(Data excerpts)
###

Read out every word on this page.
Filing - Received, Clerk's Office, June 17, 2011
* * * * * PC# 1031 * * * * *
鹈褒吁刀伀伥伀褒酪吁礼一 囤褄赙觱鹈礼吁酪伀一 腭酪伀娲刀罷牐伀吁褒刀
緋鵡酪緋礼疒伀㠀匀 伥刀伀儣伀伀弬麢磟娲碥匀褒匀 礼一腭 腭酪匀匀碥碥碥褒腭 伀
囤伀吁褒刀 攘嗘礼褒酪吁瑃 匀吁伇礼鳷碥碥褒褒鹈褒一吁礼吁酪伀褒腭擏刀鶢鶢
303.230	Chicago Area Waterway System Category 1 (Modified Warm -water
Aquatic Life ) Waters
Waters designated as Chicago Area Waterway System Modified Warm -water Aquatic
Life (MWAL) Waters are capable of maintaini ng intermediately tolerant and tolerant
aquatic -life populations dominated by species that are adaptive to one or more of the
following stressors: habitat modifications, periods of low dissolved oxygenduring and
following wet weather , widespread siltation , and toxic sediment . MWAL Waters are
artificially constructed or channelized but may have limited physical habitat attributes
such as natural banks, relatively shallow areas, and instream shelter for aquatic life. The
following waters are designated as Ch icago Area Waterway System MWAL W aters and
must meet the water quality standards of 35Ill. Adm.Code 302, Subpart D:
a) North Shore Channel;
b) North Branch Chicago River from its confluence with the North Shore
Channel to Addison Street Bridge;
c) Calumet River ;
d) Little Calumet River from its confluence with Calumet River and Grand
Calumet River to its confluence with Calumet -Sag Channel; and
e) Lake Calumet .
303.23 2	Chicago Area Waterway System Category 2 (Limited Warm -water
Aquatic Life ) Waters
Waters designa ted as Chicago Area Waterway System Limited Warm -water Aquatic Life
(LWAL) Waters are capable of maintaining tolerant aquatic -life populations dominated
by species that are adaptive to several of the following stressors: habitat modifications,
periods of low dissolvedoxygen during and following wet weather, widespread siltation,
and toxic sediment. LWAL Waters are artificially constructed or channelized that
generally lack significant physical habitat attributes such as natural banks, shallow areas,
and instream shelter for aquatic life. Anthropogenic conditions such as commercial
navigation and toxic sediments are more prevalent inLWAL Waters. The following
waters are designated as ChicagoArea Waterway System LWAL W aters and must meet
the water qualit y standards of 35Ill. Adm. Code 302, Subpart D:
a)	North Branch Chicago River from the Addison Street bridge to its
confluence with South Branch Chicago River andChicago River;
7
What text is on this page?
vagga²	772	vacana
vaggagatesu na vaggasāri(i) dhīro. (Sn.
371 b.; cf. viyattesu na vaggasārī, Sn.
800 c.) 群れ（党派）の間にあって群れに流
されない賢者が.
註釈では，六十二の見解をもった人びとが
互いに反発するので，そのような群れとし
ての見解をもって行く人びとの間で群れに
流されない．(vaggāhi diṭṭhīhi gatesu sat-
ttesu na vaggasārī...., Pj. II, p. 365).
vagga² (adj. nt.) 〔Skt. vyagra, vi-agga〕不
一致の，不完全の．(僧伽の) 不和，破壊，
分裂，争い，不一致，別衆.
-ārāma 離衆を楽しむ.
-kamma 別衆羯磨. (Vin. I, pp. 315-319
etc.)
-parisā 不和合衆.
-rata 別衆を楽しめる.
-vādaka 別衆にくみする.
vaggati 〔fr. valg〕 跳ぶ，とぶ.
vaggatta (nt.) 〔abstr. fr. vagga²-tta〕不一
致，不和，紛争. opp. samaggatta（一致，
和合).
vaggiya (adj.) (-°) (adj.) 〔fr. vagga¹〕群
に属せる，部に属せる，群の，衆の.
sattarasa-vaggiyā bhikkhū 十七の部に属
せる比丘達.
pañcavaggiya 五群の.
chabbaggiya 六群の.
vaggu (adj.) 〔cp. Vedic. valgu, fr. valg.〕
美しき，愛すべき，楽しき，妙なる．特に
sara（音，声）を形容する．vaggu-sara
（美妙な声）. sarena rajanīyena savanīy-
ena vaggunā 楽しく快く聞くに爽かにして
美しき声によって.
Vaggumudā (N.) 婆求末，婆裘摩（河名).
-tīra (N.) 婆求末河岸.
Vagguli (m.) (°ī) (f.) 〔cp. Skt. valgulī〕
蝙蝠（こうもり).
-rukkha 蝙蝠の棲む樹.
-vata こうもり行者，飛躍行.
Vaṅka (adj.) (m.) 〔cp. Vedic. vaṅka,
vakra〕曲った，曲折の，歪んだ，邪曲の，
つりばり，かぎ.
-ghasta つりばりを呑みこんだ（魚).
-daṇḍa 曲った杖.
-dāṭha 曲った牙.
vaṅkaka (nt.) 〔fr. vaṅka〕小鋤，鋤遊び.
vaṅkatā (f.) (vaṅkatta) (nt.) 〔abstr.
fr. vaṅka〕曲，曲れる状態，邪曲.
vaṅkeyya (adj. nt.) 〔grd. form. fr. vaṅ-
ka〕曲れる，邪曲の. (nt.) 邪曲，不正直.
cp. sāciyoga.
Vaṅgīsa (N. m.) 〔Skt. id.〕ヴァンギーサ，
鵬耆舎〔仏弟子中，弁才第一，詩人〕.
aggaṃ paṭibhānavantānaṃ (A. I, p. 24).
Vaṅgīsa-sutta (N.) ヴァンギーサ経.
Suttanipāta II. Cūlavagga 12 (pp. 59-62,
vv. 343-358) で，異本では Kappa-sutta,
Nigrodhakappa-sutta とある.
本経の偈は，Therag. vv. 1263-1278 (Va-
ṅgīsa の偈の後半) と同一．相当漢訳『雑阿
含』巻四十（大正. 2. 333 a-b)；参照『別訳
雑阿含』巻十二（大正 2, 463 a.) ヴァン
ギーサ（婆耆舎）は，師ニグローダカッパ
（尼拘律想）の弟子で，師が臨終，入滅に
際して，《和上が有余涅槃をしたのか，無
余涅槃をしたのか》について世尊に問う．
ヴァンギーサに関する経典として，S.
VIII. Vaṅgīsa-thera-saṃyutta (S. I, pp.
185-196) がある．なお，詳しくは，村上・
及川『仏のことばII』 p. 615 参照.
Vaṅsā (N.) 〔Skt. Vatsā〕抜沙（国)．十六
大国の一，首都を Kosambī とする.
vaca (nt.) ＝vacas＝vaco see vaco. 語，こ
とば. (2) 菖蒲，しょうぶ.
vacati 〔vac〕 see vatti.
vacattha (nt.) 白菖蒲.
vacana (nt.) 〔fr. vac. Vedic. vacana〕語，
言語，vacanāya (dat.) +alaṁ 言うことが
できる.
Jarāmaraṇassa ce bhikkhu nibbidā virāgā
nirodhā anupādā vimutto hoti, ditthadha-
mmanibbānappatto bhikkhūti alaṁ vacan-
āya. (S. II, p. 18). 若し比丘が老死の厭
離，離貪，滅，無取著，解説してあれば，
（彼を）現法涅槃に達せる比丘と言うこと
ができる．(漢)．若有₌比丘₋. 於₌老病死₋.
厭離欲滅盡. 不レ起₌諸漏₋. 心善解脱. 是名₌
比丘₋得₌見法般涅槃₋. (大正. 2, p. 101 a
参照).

###

Each record above should be returned exactly as it appears.

* [Response to the task]
Read out every word on this page.
Filing - Received, Clerk's Office, June 17, 2011
* * * * * PC# 1031 * * * * *
鹈褒吁刀伀伥伀褒酪吁礼一 囤褄赙觱鹈礼吁酪伀一 腭酪伀娲刀罷牐伀吁褒刀
緋鵡酪緋礼疒伀㠀匀 伥刀伀儣伀伀弬麢磟娲碥匀褒匀 礼一腭 腭酪匀匀碥碥碥褒腭 伀
囤伀吁褒刀 攘嗘礼褒酪吁瑃 匀吁伇礼鳷碥碥褒褒鹈褒一吁礼吁酪伀褒腭擏刀鶢鶢
303.230	Chicago Area Waterway System Category 1 (Modified Warm -water
Aquatic Life ) Waters
Waters designated as Chicago Area Waterway System Modified Warm -water Aquatic
Life (MWAL) Waters are capable of maintaini ng intermediately tolerant and tolerant
aquatic -life populations dominated by species that are adaptive to one or more of the
following stressors: habitat modifications, periods of low dissolved oxygenduring and
following wet weather , widespread siltation , and toxic sediment . MWAL Waters are
artificially constructed or channelized but may have limited physical habitat attributes
such as natural banks, relatively shallow areas, and instream shelter for aquatic life. The
following waters are designated as Ch icago Area Waterway System MWAL W aters and
must meet the water quality standards of 35Ill. Adm.Code 302, Subpart D:
a) North Shore Channel;
b) North Branch Chicago River from its confluence with the North Shore
Channel to Addison Street Bridge;
c) Calumet River ;
d) Little Calumet River from its confluence with Calumet River and Grand
Calumet River to its confluence with Calumet -Sag Channel; and
e) Lake Calumet .
303.23 2	Chicago Area Waterway System Category 2 (Limited Warm -water
Aquatic Life ) Waters
Waters designa ted as Chicago Area Waterway System Limited Warm -water Aquatic Life
(LWAL) Waters are capable of maintaining tolerant aquatic -life populations dominated
by species that are adaptive to several of the following stressors: habitat modifications,
periods of low dissolvedoxygen during and following wet weather, widespread siltation,
and toxic sediment. LWAL Waters are artificially constructed or channelized that
generally lack significant physical habitat attributes such as natural banks, shallow areas,
and instream shelter for aquatic life. Anthropogenic conditions such as commercial
navigation and toxic sediments are more prevalent inLWAL Waters. The following
waters are designated as ChicagoArea Waterway System LWAL W aters and must meet
the water qualit y standards of 35Ill. Adm. Code 302, Subpart D:
a)	North Branch Chicago River from the Addison Street bridge to its
confluence with South Branch Chicago River andChicago River;
7
What text is on this page?
vagga²	772	vacana
vaggagatesu na vaggasāri(i) dhīro. (Sn.
371 b.; cf. viyattesu na vaggasārī, Sn.
800 c.) 群れ（党派）の間にあって群れに流
されない賢者が.
註釈では，六十二の見解をもった人びとが
互いに反発するので，そのような群れとし
ての見解をもって行く人びとの間で群れに
流されない．(vaggāhi diṭṭhīhi gatesu sat-
ttesu na vaggasārī...., Pj. II, p. 365).
vagga² (adj. nt.) 〔Skt. vyagra, vi-agga〕不
一致の，不完全の．(僧伽の) 不和，破壊，
分裂，争い，不一致，別衆.
-ārāma 離衆を楽しむ.
-kamma 別衆羯磨. (Vin. I, pp. 315-319
etc.)
-parisā 不和合衆.
-rata 別衆を楽しめる.
-vādaka 別衆にくみする.
vaggati 〔fr. valg〕 跳ぶ，とぶ.
vaggatta (nt.) 〔abstr. fr. vagga²-tta〕不一
致，不和，紛争. opp. samaggatta（一致，
和合).
vaggiya (adj.) (-°) (adj.) 〔fr. vagga¹〕群
に属せる，部に属せる，群の，衆の.
sattarasa-vaggiyā bhikkhū 十七の部に属
せる比丘達.
pañcavaggiya 五群の.
chabbaggiya 六群の.
vaggu (adj.) 〔cp. Vedic. valgu, fr. valg.〕
美しき，愛すべき，楽しき，妙なる．特に
sara（音，声）を形容する．vaggu-sara
（美妙な声）. sarena rajanīyena savanīy-
ena vaggunā 楽しく快く聞くに爽かにして
美しき声によって.
Vaggumudā (N.) 婆求末，婆裘摩（河名).
-tīra (N.) 婆求末河岸.
Vagguli (m.) (°ī) (f.) 〔cp. Skt. valgulī〕
蝙蝠（こうもり).
-rukkha 蝙蝠の棲む樹.
-vata こうもり行者，飛躍行.
Vaṅka (adj.) (m.) 〔cp. Vedic. vaṅka,
vakra〕曲った，曲折の，歪んだ，邪曲の，
つりばり，かぎ.
-ghasta つりばりを呑みこんだ（魚).
-daṇḍa 曲った杖.
-dāṭha 曲った牙.
vaṅkaka (nt.) 〔fr. vaṅka〕小鋤，鋤遊び.
vaṅkatā (f.) (vaṅkatta) (nt.) 〔abstr.
fr. vaṅka〕曲，曲れる状態，邪曲.
vaṅkeyya (adj. nt.) 〔grd. form. fr. vaṅ-
ka〕曲れる，邪曲の. (nt.) 邪曲，不正直.
cp. sāciyoga.
Vaṅgīsa (N. m.) 〔Skt. id.〕ヴァンギーサ，
鵬耆舎〔仏弟子中，弁才第一，詩人〕.
aggaṃ paṭibhānavantānaṃ (A. I, p. 24).
Vaṅgīsa-sutta (N.) ヴァンギーサ経.
Suttanipāta II. Cūlavagga 12 (pp. 59-62,
vv. 343-358) で，異本では Kappa-sutta,
Nigrodhakappa-sutta とある.
本経の偈は，Therag. vv. 1263-1278 (Va-
ṅgīsa の偈の後半) と同一．相当漢訳『雑阿
含』巻四十（大正. 2. 333 a-b)；参照『別訳
雑阿含』巻十二（大正 2, 463 a.) ヴァン
ギーサ（婆耆舎）は，師ニグローダカッパ
（尼拘律想）の弟子で，師が臨終，入滅に
際して，《和上が有余涅槃をしたのか，無
余涅槃をしたのか》について世尊に問う．
ヴァンギーサに関する経典として，S.
VIII. Vaṅgīsa-thera-saṃyutta (S. I, pp.
185-196) がある．なお，詳しくは，村上・
及川『仏のことばII』 p. 615 参照.
Vaṅsā (N.) 〔Skt. Vatsā〕抜沙（国)．十六
大国の一，首都を Kosambī とする.
vaca (nt.) ＝vacas＝vaco see vaco. 語，こ
とば. (2) 菖蒲，しょうぶ.
vacati 〔vac〕 see vatti.
vacattha (nt.) 白菖蒲.
vacana (nt.) 〔fr. vac. Vedic. vacana〕語，
言語，vacanāya (dat.) +alaṁ 言うことが
できる.
Jarāmaraṇassa ce bhikkhu nibbidā virāgā
nirodhā anupādā vimutto hoti, ditthadha-
mmanibbānappatto bhikkhūti alaṁ vacan-
āya. (S. II, p. 18). 若し比丘が老死の厭
離，離貪，滅，無取著，解説してあれば，
（彼を）現法涅槃に達せる比丘と言うこと
ができる．(漢)．若有₌比丘₋. 於₌老病死₋.
厭離欲滅盡. 不レ起₌諸漏₋. 心善解脱. 是名₌
比丘₋得₌見法般涅槃₋. (大正. 2, p. 101 a
参照).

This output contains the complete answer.